[Stated problem]
The line containing "OCR this image." and every line after it, through the last, are to be extracted exactly; no other lines belong in the answer.

[Stored data entries]
<<<<
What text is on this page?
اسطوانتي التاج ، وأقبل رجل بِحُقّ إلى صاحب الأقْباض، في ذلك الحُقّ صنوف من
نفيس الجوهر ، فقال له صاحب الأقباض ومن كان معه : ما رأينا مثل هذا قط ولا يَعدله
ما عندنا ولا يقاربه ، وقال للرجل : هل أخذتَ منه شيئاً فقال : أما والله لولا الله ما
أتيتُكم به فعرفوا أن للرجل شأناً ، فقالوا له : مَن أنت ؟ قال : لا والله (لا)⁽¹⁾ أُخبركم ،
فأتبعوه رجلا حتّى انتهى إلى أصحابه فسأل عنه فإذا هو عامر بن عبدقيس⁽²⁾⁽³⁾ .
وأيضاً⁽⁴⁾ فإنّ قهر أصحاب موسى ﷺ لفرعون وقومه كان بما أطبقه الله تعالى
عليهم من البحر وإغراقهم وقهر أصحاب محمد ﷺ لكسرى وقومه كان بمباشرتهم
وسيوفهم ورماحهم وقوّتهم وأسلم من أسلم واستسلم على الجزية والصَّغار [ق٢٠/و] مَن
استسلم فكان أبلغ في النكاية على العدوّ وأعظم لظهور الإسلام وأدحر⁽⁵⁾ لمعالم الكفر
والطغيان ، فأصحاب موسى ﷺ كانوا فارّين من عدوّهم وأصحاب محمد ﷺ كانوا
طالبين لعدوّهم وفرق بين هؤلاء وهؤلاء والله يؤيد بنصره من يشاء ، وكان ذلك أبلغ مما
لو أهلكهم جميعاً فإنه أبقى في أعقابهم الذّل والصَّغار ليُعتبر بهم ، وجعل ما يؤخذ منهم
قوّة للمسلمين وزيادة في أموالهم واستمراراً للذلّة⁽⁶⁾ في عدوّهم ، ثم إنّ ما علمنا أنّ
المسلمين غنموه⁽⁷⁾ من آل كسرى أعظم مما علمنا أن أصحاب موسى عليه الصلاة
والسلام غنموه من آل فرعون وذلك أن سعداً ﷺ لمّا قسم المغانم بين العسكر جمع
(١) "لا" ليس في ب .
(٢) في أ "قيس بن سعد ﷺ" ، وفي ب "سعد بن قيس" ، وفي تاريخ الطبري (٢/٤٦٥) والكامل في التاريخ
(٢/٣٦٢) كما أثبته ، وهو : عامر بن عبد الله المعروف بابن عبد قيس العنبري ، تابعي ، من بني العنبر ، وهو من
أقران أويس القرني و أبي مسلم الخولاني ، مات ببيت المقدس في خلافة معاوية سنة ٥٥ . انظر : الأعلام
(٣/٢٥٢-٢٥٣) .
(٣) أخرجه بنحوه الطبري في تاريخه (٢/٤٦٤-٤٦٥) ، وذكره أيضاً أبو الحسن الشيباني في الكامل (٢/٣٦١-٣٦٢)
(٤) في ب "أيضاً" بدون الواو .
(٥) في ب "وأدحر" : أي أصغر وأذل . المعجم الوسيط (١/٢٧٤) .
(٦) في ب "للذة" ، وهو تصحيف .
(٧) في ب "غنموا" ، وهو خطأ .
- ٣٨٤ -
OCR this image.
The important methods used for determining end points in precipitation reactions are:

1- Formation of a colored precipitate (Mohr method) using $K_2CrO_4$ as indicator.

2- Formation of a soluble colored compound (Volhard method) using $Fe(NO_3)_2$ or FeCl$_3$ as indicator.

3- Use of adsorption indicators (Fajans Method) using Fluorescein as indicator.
>>>>
[Result below]
OCR this image.
The important methods used for determining end points in precipitation reactions are:

1- Formation of a colored precipitate (Mohr method) using $K_2CrO_4$ as indicator.

2- Formation of a soluble colored compound (Volhard method) using $Fe(NO_3)_2$ or FeCl$_3$ as indicator.

3- Use of adsorption indicators (Fajans Method) using Fluorescein as indicator.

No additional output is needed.